(The exercise):
Write out the part of the Western Union thread from "## G-man99 (Jul" up to and including "fear of this!", word for word.

(Given passage):
***
# Internet Sources and Western Union



## steve_1111uk (Oct 31, 2008)

It seems most if not all of the internet sources for gear want westernunion payments. Many of these are reported as scams on the various boards, but is it a general rule that all sites wanting westernunion are scams and to be avoided or do some come through with the goods? not asking for sources here just if anyone has took a risk with western union and come good?

Thanks Steve


----------



## thestudbeast (Jul 20, 2007)

steve_1111uk said:


> It seems most if not all of the internet sources for gear want westernunion payments. Many of these are reported as scams on the various boards, but is it a general rule that all sites wanting westernunion are scams and to be avoided or do some come through with the goods? not asking for sources here just if anyone has took a risk with western union and come good?
> 
> Thanks Steve


Its a lottery mate.

Many people do buy online but its worth checking your source with someone you trust, if you haven't been on any board for very long then try a mod, they can at least tell if you if its a bad site.


----------



## THEMEAT (Oct 22, 2008)

steve_1111uk said:


> It seems most if not all of the internet sources for gear want westernunion payments. Many of these are reported as scams on the various boards, but is it a general rule that all sites wanting westernunion are scams and to be avoided or do some come through with the goods? not asking for sources here just if anyone has took a risk with western union and come good?
> 
> Thanks Steve


a few do come through with the goods m8, but the majority are scammers. I have read that on a few steroid sites they have said not to go through western union with your credit or debit card because western union tend to check up when you do it that way.


----------



## G-man99 (Jul 15, 2008)

I've used a legit site to purchase stuff off and just recently they have changed their payment method to western union or money gram.

I checked my source through a mod on this site


----------



## newtolondon (Nov 2, 2008)

i never got off the net for fear of this!


----------



## Mars (Aug 25, 2007)
***
(Provided material):
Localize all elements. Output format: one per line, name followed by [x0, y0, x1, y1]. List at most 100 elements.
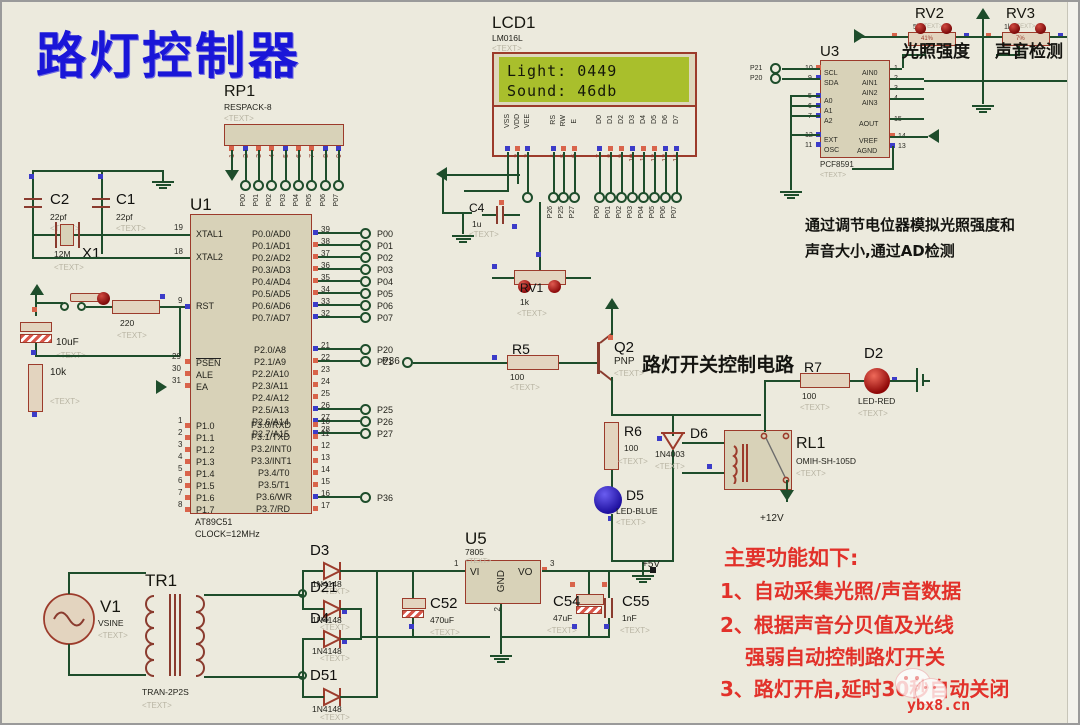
d6-lead-top [672, 414, 674, 436]
reset-button-term-right[interactable] [77, 302, 86, 311]
lcd-terminal-d0[interactable] [594, 192, 605, 203]
u5-text-tag: <TEXT> [465, 558, 492, 565]
u3-pad-9 [816, 75, 821, 80]
rp1-terminal-p00[interactable] [240, 180, 251, 191]
r6-ref: R6 [624, 423, 642, 439]
lcd-net-p27: P27 [569, 206, 576, 219]
reset-button-knob[interactable] [97, 292, 110, 305]
lcd-terminal-d2[interactable] [616, 192, 627, 203]
u3-body[interactable] [820, 60, 890, 158]
u1-terminal-p01[interactable] [360, 240, 371, 251]
rp1-terminal-p07[interactable] [333, 180, 344, 191]
pot-center-vcc-wire [982, 18, 984, 80]
u1-num-16: 16 [321, 489, 330, 498]
rl1-text-tag: <TEXT> [796, 469, 826, 478]
lcd-terminal-e[interactable] [569, 192, 580, 203]
vcc-arrow-ea [156, 380, 167, 394]
rv3-pad-left [986, 33, 991, 38]
rp1-terminal-p06[interactable] [320, 180, 331, 191]
u1-terminal-p02[interactable] [360, 252, 371, 263]
u1-terminal-p36[interactable] [360, 492, 371, 503]
rv2-knob-right[interactable] [941, 23, 952, 34]
u3-terminal-p20[interactable] [770, 73, 781, 84]
u5-pad-vo [542, 567, 547, 572]
u1-terminal-p25[interactable] [360, 404, 371, 415]
lcd-terminal-vee[interactable] [522, 192, 533, 203]
u5-ref: U5 [465, 529, 487, 548]
c55-value: 1nF [622, 613, 637, 623]
d5-led-blue [594, 486, 622, 514]
v1-ac-source [43, 593, 95, 645]
rp1-wire-4 [271, 150, 273, 182]
p36-terminal[interactable] [402, 357, 413, 368]
ground-symbol-c4 [452, 234, 474, 243]
rv2-pad-right [964, 33, 969, 38]
lcd-terminal-rw[interactable] [558, 192, 569, 203]
lcd-line-1: Light: 0449 [507, 62, 618, 80]
u1-terminal-p03[interactable] [360, 264, 371, 275]
lcd-terminal-d1[interactable] [605, 192, 616, 203]
rp1-terminal-p01[interactable] [253, 180, 264, 191]
lcd-pad-1 [505, 146, 510, 151]
r6-text-tag: <TEXT> [618, 457, 648, 466]
u1-terminal-p05[interactable] [360, 288, 371, 299]
d51-wire-out [340, 696, 378, 698]
lcd-terminal-d5[interactable] [649, 192, 660, 203]
u1-terminal-p27[interactable] [360, 428, 371, 439]
u1-num-1: 1 [178, 416, 183, 425]
u1-num-28: 28 [321, 425, 330, 434]
rv3-knob-left[interactable] [1009, 23, 1020, 34]
u3-wire-scl [782, 68, 820, 70]
rp1-body[interactable] [224, 124, 344, 146]
c54-plate-top [576, 594, 604, 605]
scrollbar-strip[interactable] [1067, 2, 1078, 723]
ground-symbol-q2 [632, 574, 654, 583]
u1-terminal-p06[interactable] [360, 300, 371, 311]
rv2-knob-left[interactable] [915, 23, 926, 34]
rv3-knob-right[interactable] [1035, 23, 1046, 34]
xtal2-wire [32, 257, 192, 259]
lcd-terminal-d4[interactable] [638, 192, 649, 203]
lcd-terminal-d3[interactable] [627, 192, 638, 203]
rp1-terminal-p03[interactable] [280, 180, 291, 191]
lcd-wire-6 [574, 152, 576, 194]
u1-num-21: 21 [321, 341, 330, 350]
lcd-terminal-d7[interactable] [671, 192, 682, 203]
u3-pin-vref: VREF [859, 138, 878, 145]
rp1-terminal-p02[interactable] [266, 180, 277, 191]
rv1-knob-right[interactable] [548, 280, 561, 293]
rp1-terminal-p04[interactable] [293, 180, 304, 191]
r7-body [800, 373, 850, 388]
u1-num-14: 14 [321, 465, 330, 474]
u1-terminal-p00[interactable] [360, 228, 371, 239]
c4-pad-bottom [512, 224, 517, 229]
u3-pad-11 [816, 142, 821, 147]
lcd-wire-13 [665, 152, 667, 194]
rv1-lead-right [566, 277, 591, 279]
lcd-pad-5 [561, 146, 566, 151]
rp1-terminal-p05[interactable] [306, 180, 317, 191]
u1-num-5: 5 [178, 464, 183, 473]
u1-terminal-p26[interactable] [360, 416, 371, 427]
u5-body[interactable] [465, 560, 541, 604]
cap10u-plate [20, 322, 52, 332]
d3-text-tag: <TEXT> [320, 587, 350, 596]
rv2-body[interactable] [908, 32, 956, 46]
u1-terminal-p07[interactable] [360, 312, 371, 323]
rv1-knob-left[interactable] [518, 280, 531, 293]
u1-pad-16 [313, 494, 318, 499]
u1-body[interactable] [190, 214, 312, 514]
reset-button-term-left[interactable] [60, 302, 69, 311]
u1-terminal-p04[interactable] [360, 276, 371, 287]
rv3-body[interactable] [1002, 32, 1050, 46]
lcd-terminal-d6[interactable] [660, 192, 671, 203]
u1-part: AT89C51 [195, 517, 233, 527]
c52-lead-top [412, 570, 414, 598]
d21-text-tag: <TEXT> [320, 623, 350, 632]
u1-wire-p03 [318, 268, 360, 270]
u1-pin-rst: RST [196, 301, 214, 311]
d5-part: LED-BLUE [616, 506, 658, 516]
c2-plate-bot [24, 206, 42, 208]
u1-terminal-p21[interactable] [360, 356, 371, 367]
u1-terminal-p20[interactable] [360, 344, 371, 355]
***
(Worked solution):
## G-man99 (Jul 15, 2008)

I've used a legit site to purchase stuff off and just recently they have changed their payment method to western union or money gram.

I checked my source through a mod on this site


----------



## newtolondon (Nov 2, 2008)

i never got off the net for fear of this!